━━━━━ Given passage ━━━━━

P. acnes has been cultured from skins affected by Kawasaki disease, sarcoidosis, folliculitis and cellulitis.
When it colonizes the tissues of the eye, it causes infectious keratitis, conjunctivitis and endopthalmitis. It also causes dental infections, brain abscesses, endocarditis and peritonitis.
However, one of the most remarkable diseases caused or aggravated by P. acnes is the musculoskeletal disease complex called SAPHO.
SAPHO refers to a number of interrelated bone and joint diseases that may or may not include skin diseases. Acne is the most common skin disease experienced with SAPHO syndrome (the A in SAPHO stands for acne). Therefore, both the skin disease and musculoskeletal disease share a common factor: P. acnes.
P. acnes has been isolated from joints and bone foci. It causes bone lesions and it is believed to the responsible for the fever accompanying acne fulminans, a severe form of acne vulgaris.
P. acnes can cause some forms of arthritis and osteomyelitis although in rare cases. It is commonly introduced into joints and bones by injections and prosthetics.
Antibiotics have historically served as the first-line treatment for acne caused by P. acnes.
Both topical and oral antibiotics can be used. Topical antibiotics used for treating P. acnes include clindamycin and erythromycin. Oral erythromycin is also used for this purpose but the tetracycline antibiotics are more commonly used against P. acnes.
Tetracycline antibiotics include tetracycline, minocycline, doxycycline, oxytetracycline and lymecycline. These are broad spectrum antibiotics and, when effective, they are fast-acting.
However, antibiotic resistance has rapidly developed towards all the antibiotics used in the treatment of acne caused by P. acnes. Currently, some of these antibiotics are all but useless against this bacterium.

━━━━━ Dataset excerpts ━━━━━

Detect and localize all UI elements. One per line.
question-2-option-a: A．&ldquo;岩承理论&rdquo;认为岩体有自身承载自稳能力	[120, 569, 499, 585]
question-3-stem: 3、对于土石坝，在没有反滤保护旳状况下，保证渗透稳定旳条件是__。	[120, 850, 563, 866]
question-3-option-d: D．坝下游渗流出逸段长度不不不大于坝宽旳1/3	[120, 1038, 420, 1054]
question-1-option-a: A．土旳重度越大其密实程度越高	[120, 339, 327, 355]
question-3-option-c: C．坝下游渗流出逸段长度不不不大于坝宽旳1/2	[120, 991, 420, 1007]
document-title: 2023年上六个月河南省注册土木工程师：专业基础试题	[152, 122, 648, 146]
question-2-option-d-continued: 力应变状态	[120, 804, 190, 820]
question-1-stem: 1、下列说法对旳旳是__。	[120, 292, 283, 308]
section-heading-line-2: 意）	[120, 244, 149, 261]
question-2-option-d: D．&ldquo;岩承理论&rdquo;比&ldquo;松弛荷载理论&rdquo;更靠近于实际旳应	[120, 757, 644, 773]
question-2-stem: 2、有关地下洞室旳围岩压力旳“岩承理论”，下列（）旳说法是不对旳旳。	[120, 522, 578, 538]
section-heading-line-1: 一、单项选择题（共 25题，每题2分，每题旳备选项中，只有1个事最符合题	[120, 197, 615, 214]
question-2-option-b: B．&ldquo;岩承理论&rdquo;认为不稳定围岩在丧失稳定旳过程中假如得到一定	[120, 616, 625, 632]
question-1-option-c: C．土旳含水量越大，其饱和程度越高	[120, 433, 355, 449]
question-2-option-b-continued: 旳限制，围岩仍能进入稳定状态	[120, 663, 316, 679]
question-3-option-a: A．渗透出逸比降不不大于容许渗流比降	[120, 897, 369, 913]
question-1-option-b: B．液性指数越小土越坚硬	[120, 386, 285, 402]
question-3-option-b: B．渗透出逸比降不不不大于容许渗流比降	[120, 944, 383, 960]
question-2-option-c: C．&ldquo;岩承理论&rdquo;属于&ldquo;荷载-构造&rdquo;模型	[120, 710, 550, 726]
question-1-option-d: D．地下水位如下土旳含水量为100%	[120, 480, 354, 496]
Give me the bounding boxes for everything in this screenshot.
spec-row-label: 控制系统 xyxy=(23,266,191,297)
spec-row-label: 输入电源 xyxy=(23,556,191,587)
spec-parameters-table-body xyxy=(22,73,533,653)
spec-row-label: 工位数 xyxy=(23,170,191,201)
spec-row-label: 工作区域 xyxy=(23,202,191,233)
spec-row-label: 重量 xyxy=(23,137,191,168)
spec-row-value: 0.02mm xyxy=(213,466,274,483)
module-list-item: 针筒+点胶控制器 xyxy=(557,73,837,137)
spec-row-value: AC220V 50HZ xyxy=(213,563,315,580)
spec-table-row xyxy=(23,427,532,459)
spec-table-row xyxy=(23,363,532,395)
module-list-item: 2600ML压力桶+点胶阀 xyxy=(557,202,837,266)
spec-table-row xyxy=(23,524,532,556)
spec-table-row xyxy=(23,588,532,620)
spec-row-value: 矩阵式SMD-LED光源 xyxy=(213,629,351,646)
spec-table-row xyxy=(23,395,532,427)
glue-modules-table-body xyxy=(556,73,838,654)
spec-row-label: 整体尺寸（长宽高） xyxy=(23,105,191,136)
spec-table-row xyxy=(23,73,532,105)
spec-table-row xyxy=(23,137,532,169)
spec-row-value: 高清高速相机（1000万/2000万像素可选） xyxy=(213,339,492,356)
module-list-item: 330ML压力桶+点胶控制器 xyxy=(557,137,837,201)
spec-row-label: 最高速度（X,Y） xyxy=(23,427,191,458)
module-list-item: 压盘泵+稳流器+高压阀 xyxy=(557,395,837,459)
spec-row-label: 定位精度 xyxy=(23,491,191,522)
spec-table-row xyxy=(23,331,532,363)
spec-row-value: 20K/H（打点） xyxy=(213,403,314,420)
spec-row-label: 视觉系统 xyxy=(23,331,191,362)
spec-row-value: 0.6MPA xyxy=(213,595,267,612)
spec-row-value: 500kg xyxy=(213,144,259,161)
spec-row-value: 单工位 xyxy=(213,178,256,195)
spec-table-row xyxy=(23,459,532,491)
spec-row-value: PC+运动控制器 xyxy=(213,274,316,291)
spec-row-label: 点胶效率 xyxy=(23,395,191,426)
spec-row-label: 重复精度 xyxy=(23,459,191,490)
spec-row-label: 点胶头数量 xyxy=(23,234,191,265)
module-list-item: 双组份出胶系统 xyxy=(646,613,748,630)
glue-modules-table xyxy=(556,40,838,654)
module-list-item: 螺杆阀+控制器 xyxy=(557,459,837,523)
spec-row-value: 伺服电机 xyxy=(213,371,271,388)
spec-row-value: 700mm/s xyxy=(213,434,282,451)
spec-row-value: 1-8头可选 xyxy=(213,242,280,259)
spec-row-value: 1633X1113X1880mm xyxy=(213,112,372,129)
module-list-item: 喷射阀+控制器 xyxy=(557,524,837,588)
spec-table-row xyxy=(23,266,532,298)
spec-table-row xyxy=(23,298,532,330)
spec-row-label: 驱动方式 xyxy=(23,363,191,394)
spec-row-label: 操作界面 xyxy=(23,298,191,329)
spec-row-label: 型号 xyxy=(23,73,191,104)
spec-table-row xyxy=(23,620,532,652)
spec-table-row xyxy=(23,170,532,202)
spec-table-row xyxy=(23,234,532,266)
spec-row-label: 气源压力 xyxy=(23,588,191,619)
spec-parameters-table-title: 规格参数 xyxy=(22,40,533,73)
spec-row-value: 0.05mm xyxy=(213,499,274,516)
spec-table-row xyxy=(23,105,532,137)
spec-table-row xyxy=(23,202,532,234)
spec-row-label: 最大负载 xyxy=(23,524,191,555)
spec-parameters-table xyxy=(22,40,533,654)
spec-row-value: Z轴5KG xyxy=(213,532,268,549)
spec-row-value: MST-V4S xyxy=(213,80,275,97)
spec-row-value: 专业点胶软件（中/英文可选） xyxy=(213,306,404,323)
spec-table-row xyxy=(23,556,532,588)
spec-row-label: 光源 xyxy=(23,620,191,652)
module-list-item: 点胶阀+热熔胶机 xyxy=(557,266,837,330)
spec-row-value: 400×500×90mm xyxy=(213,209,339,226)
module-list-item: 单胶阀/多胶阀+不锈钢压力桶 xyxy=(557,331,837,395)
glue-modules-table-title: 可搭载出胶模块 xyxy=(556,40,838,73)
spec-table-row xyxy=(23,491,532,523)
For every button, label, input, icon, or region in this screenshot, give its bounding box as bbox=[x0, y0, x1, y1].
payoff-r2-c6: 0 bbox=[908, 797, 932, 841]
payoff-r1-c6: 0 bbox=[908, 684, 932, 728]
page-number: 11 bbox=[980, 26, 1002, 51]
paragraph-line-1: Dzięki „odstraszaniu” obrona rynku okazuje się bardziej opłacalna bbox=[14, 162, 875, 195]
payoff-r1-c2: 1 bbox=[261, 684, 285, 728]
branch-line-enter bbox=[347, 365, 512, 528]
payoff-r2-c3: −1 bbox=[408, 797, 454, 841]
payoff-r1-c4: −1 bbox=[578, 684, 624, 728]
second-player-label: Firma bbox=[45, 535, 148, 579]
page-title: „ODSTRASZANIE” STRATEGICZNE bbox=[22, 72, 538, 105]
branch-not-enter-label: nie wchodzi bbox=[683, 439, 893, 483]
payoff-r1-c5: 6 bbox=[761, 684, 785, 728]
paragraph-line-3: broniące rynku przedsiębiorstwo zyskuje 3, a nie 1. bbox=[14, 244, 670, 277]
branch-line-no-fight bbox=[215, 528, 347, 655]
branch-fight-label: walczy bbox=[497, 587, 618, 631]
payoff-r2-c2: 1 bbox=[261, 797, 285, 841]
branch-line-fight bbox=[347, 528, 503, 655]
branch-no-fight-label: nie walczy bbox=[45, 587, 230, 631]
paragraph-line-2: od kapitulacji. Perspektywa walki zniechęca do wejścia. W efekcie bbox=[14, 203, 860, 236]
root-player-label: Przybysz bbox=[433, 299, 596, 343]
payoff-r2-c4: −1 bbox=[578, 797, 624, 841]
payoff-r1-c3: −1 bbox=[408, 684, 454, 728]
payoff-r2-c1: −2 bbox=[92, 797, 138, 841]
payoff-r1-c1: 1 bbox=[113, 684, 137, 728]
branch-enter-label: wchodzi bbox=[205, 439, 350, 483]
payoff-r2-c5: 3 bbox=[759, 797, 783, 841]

━━━━━

Problem to solve:
Copy the passage on P. acnes from "P. acnes has been isolated" to "against P. acnes.", putting "azithromycin" in place of "erythromycin".

Answer to this exercise:
P. acnes has been isolated from joints and bone foci. It causes bone lesions and it is believed to the responsible for the fever accompanying acne fulminans, a severe form of acne vulgaris.
P. acnes can cause some forms of arthritis and osteomyelitis although in rare cases. It is commonly introduced into joints and bones by injections and prosthetics.
Antibiotics have historically served as the first-line treatment for acne caused by P. acnes.
Both topical and oral antibiotics can be used. Topical antibiotics used for treating P. acnes include clindamycin and azithromycin. Oral azithromycin is also used for this purpose but the tetracycline antibiotics are more commonly used against P. acnes.